__WHAT TO DO__: Count how many lines of the items below contain the string "VREF", matching case exactly. Reply with the number only.

[Stored data]

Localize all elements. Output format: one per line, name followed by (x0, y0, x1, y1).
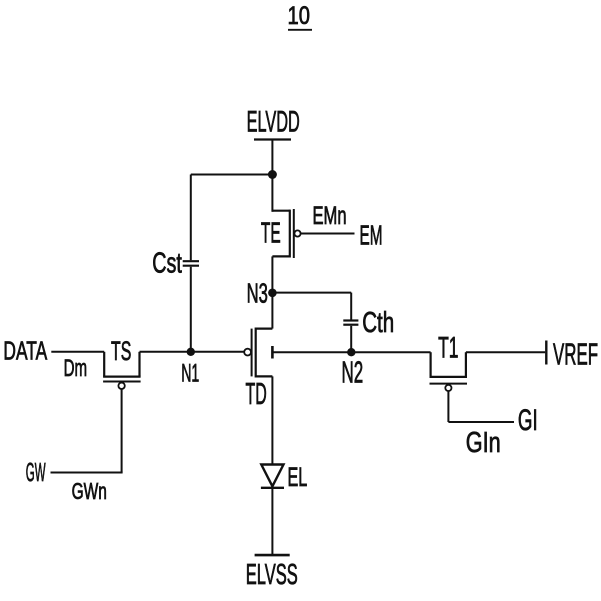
svg-text:TD: TD (246, 378, 267, 411)
svg-text:Cth: Cth (362, 307, 394, 339)
wire TS to N1 (140, 351, 191, 353)
svg-text:Dm: Dm (64, 355, 88, 382)
ELVDD terminal bar (254, 138, 291, 140)
wire N3 to Cth (272, 292, 351, 294)
node junction ELVDD/Cst (268, 170, 277, 179)
svg-text:EM: EM (360, 220, 383, 251)
wire T1 gate down (447, 391, 449, 422)
wire ELVDD stem (271, 140, 273, 175)
svg-text:T1: T1 (438, 332, 458, 365)
wire TS gate (121, 389, 123, 473)
VREF terminal bar (545, 341, 547, 365)
wire T1 gate to GI (448, 421, 514, 423)
diode EL (261, 465, 283, 487)
wire EL to ELVSS (271, 488, 273, 555)
svg-text:EL: EL (288, 461, 308, 492)
svg-text:N2: N2 (342, 356, 364, 389)
transistor TE (272, 210, 289, 212)
wire EM gate (301, 233, 355, 235)
transistor TD (256, 328, 273, 330)
svg-text:TE: TE (261, 217, 281, 249)
capacitor Cst (190, 175, 192, 261)
svg-text:GIn: GIn (466, 427, 501, 459)
svg-text:N3: N3 (247, 278, 268, 309)
svg-text:VREF: VREF (553, 337, 598, 372)
wire TD source down (271, 376, 273, 464)
ELVSS terminal bar (255, 554, 290, 557)
wire TD gate to N1 (191, 351, 245, 353)
wire GW horizontal (51, 472, 123, 474)
wire TE source to N3 (271, 256, 273, 292)
capacitor Cth (350, 293, 352, 320)
transistor T1 (430, 352, 432, 377)
svg-text:Cst: Cst (152, 247, 182, 279)
wire junction to Cst top (191, 174, 273, 176)
svg-text:GI: GI (518, 404, 538, 437)
wire DATA to TS (51, 351, 104, 353)
svg-text:ELVDD: ELVDD (247, 106, 300, 139)
svg-text:EMn: EMn (313, 202, 347, 230)
svg-text:GWn: GWn (72, 478, 107, 504)
underline of 10 (288, 29, 312, 31)
svg-text:GW: GW (26, 459, 46, 487)
wire junction to TE drain (271, 175, 273, 212)
node N3 (268, 289, 277, 298)
svg-text:N1: N1 (181, 360, 199, 388)
wire N2 to T1 (351, 351, 430, 353)
svg-text:DATA: DATA (3, 338, 47, 366)
wire T1 to VREF (466, 351, 545, 353)
svg-text:10: 10 (288, 2, 310, 30)
svg-text:ELVSS: ELVSS (246, 559, 298, 591)
transistor TS (103, 352, 105, 377)
wire TD bulk to N2 (272, 351, 351, 353)
node N2 (347, 348, 355, 356)
svg-text:TS: TS (111, 335, 131, 366)
wire N3 to TD drain (271, 293, 273, 329)
node N1 (187, 348, 195, 356)
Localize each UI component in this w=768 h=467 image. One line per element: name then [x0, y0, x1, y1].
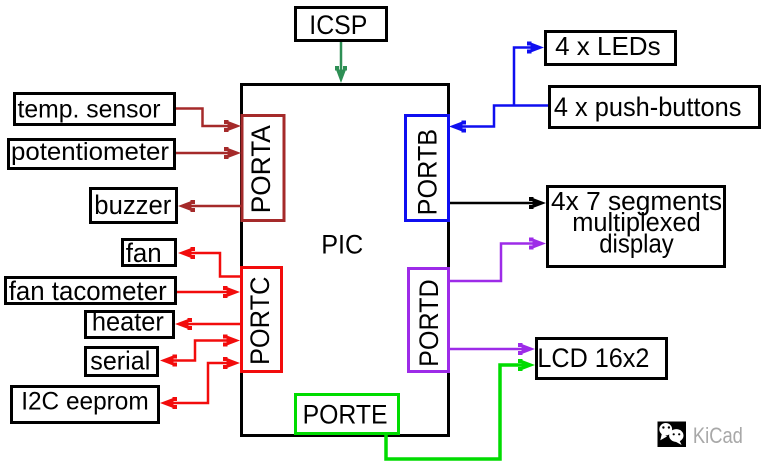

__CORRECT OUTPUT__: 3